Entries with figure data →
___
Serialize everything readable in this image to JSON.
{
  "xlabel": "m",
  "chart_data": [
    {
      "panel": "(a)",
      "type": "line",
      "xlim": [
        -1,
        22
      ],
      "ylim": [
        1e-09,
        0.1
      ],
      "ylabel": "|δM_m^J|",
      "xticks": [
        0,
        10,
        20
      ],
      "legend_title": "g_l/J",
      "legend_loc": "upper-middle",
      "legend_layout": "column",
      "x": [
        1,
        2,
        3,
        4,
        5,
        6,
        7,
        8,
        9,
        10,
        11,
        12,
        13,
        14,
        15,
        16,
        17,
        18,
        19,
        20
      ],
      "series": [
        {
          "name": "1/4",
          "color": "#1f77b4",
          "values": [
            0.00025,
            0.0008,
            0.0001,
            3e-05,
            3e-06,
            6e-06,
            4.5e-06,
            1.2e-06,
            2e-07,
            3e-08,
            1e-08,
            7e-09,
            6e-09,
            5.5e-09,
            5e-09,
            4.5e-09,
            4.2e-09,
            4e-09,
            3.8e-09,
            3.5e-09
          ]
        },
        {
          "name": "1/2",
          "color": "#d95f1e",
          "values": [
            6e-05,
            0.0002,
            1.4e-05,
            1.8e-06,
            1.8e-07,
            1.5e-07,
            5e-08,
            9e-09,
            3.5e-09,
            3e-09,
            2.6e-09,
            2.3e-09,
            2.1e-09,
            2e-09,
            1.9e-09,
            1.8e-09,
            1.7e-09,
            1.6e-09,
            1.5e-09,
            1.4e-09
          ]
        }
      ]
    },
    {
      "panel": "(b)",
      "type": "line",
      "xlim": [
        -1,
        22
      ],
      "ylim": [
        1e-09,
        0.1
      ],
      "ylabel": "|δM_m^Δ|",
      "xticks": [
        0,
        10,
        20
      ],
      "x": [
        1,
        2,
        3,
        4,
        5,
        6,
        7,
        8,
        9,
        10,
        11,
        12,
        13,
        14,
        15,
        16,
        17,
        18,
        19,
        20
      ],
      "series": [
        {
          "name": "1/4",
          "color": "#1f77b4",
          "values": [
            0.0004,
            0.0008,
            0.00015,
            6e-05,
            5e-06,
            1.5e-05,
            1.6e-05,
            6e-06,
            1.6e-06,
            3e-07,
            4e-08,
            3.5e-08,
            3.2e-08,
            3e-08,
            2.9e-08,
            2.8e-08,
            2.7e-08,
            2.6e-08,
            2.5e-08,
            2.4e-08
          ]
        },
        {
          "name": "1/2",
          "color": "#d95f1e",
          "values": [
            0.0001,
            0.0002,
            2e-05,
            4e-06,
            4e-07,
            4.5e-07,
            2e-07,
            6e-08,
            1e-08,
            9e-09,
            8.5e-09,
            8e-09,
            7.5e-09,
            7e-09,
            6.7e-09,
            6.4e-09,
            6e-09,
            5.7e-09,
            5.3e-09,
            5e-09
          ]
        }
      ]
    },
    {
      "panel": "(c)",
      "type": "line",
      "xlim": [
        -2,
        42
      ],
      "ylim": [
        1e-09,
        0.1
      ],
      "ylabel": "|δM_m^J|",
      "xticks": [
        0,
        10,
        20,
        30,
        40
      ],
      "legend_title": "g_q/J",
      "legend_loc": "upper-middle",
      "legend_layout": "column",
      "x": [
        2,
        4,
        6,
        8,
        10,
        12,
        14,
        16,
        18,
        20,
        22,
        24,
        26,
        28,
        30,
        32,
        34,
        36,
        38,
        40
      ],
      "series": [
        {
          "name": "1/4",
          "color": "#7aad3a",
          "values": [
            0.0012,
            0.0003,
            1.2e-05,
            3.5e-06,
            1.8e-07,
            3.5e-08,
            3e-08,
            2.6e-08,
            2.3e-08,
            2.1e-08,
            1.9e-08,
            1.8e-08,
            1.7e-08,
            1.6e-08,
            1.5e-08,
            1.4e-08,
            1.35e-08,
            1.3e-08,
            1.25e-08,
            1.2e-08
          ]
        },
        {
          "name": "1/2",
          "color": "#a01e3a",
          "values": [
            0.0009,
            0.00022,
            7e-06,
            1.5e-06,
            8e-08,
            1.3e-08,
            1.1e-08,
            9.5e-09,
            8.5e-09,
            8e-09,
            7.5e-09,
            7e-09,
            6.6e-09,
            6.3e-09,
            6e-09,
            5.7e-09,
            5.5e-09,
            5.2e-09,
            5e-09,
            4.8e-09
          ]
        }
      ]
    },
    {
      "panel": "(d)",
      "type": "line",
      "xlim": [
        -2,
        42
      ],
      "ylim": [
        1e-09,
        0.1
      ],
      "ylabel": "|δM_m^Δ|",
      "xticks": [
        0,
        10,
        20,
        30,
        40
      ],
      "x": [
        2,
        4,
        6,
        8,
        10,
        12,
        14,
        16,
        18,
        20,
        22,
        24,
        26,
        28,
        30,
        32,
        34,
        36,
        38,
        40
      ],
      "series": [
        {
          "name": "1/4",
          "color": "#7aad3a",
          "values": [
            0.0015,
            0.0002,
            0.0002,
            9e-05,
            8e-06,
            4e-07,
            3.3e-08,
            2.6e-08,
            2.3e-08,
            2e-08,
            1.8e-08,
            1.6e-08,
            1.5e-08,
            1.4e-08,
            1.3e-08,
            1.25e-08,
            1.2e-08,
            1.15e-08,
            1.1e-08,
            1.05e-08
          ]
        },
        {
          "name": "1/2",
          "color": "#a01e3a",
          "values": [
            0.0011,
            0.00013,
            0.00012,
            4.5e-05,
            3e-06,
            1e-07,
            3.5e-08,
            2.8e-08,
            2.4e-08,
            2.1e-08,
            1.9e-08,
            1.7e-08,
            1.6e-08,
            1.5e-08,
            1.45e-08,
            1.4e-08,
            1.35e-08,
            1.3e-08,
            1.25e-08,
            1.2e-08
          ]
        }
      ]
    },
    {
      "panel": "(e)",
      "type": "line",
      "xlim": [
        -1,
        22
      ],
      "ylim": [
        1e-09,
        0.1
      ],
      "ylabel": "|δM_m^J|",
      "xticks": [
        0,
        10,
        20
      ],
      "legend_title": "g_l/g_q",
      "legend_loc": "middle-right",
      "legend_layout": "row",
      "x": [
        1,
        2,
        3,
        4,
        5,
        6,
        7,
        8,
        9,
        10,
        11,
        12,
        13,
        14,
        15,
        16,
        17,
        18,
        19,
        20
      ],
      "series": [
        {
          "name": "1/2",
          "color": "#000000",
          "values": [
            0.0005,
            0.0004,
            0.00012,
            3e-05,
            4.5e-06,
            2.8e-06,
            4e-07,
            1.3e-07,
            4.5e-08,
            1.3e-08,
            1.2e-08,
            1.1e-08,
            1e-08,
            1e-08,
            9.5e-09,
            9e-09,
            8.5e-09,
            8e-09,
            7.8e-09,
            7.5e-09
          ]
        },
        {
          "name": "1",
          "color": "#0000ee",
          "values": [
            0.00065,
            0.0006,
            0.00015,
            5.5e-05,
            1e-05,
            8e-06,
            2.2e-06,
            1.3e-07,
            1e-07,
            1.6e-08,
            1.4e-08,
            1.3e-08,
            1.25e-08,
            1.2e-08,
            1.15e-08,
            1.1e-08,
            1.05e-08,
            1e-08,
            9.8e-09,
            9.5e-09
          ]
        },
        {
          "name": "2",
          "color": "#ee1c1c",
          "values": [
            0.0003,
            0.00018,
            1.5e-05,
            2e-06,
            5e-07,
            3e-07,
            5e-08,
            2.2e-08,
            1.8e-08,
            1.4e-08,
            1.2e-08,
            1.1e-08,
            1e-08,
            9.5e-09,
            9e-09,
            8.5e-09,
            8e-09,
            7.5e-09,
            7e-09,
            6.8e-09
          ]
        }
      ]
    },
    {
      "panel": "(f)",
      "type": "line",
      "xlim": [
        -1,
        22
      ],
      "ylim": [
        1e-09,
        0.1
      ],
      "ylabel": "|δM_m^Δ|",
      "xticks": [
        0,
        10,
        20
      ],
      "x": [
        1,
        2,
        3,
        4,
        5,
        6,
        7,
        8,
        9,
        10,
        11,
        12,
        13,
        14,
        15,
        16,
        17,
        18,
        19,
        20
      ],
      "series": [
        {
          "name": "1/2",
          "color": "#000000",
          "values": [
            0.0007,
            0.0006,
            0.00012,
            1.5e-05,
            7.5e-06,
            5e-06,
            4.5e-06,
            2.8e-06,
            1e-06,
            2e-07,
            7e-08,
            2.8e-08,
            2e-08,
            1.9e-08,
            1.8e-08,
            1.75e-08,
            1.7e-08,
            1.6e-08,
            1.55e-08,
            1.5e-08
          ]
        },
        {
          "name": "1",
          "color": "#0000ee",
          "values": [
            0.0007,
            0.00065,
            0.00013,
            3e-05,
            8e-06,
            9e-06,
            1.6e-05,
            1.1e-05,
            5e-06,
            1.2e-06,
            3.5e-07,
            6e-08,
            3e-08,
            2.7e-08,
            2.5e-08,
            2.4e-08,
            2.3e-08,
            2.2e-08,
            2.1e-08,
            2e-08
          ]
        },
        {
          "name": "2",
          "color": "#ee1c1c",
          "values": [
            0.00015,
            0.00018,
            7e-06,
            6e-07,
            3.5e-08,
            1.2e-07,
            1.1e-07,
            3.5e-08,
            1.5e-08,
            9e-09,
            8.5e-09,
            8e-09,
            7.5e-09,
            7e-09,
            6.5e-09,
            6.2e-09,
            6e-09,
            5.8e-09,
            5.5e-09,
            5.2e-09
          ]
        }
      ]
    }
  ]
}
___
Problem statement →
Filter out all lines lacking the word "panel" and copy the rest.

Worked answer →
      "panel": "(a)",
      "panel": "(b)",
      "panel": "(c)",
      "panel": "(d)",
      "panel": "(e)",
      "panel": "(f)",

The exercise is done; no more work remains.